Find and copy every line in the records that includes the string "formación".

start Stored data

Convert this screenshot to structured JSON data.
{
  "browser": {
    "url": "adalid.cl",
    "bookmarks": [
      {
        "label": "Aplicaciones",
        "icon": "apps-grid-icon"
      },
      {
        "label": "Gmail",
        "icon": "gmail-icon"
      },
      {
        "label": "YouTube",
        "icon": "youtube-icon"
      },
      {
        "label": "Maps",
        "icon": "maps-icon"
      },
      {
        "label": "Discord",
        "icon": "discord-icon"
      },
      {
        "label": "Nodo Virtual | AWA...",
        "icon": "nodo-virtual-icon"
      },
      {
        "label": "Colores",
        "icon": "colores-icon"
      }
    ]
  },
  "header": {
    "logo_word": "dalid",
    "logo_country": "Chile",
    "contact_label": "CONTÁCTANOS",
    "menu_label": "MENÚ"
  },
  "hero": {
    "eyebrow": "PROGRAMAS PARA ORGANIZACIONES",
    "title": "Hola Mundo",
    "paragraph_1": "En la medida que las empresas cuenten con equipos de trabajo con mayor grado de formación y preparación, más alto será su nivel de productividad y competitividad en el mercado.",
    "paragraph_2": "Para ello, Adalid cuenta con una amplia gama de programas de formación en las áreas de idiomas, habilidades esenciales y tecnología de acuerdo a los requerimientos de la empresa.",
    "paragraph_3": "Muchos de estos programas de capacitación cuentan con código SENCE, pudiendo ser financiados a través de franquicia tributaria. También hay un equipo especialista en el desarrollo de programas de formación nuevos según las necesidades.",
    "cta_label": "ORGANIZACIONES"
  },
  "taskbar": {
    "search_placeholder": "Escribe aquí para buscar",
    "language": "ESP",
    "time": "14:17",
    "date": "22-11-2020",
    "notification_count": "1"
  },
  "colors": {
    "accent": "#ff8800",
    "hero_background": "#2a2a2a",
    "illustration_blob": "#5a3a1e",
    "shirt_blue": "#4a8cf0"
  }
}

end Stored data

**Exercise result**:
    "paragraph_1": "En la medida que las empresas cuenten con equipos de trabajo con mayor grado de formación y preparación, más alto será su nivel de productividad y competitividad en el mercado.",
    "paragraph_2": "Para ello, Adalid cuenta con una amplia gama de programas de formación en las áreas de idiomas, habilidades esenciales y tecnología de acuerdo a los requerimientos de la empresa.",
    "paragraph_3": "Muchos de estos programas de capacitación cuentan con código SENCE, pudiendo ser financiados a través de franquicia tributaria. También hay un equipo especialista en el desarrollo de programas de formación nuevos según las necesidades.",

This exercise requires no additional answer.